Go through the entries below and copy each line containing the word "Civil".
──────────
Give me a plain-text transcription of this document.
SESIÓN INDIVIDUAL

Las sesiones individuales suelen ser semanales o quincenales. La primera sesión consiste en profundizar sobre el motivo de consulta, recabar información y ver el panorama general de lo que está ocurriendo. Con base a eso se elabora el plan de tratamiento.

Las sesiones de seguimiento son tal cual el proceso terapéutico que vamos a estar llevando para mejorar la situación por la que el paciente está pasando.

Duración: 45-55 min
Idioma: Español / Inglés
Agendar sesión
──────────
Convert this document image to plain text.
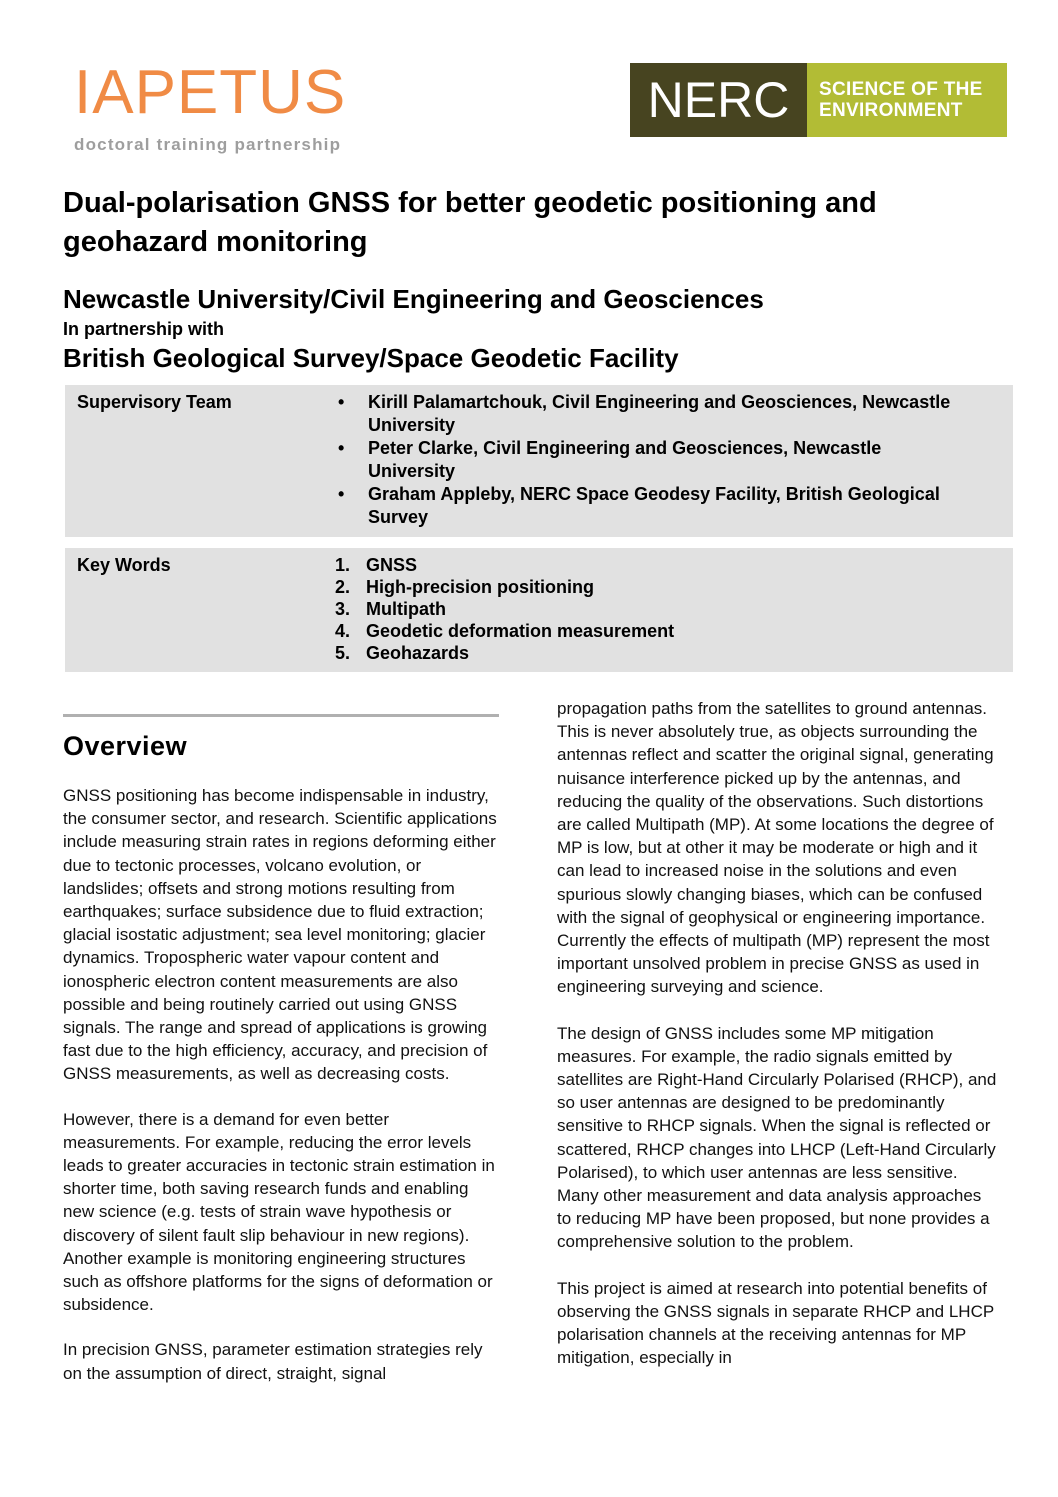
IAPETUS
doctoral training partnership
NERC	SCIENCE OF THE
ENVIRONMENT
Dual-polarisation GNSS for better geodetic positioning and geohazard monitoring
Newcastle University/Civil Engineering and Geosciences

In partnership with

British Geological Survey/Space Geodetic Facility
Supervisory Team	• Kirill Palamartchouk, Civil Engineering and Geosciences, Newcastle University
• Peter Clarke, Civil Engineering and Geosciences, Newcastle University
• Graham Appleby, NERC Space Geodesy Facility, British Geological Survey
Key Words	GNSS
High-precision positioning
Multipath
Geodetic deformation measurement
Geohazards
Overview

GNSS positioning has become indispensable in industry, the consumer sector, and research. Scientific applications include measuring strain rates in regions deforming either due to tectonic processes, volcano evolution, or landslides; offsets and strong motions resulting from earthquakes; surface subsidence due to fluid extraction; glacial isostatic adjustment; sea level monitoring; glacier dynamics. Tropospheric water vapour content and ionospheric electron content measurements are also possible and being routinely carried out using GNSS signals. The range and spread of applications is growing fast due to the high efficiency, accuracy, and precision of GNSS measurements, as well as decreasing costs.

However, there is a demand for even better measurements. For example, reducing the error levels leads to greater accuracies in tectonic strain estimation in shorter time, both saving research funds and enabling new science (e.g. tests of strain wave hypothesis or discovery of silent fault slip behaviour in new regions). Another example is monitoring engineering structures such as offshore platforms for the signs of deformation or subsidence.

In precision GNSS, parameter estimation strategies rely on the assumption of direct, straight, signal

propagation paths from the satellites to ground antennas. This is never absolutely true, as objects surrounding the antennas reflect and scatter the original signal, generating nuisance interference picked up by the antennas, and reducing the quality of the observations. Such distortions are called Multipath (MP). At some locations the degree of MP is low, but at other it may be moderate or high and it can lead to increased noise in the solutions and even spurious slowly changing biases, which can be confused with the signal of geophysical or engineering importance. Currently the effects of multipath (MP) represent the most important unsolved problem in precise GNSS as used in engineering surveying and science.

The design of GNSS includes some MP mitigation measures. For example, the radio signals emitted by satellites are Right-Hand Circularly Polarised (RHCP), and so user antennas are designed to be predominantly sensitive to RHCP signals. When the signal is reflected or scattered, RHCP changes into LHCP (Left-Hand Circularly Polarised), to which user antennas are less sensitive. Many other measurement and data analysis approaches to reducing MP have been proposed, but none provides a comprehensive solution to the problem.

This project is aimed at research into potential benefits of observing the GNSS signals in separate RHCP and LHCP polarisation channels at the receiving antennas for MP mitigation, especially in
──────────
◆ **WRITTEN SOLUTION**:
Newcastle University/Civil Engineering and Geosciences
Supervisory Team	• Kirill Palamartchouk, Civil Engineering and Geosciences, Newcastle University
• Peter Clarke, Civil Engineering and Geosciences, Newcastle University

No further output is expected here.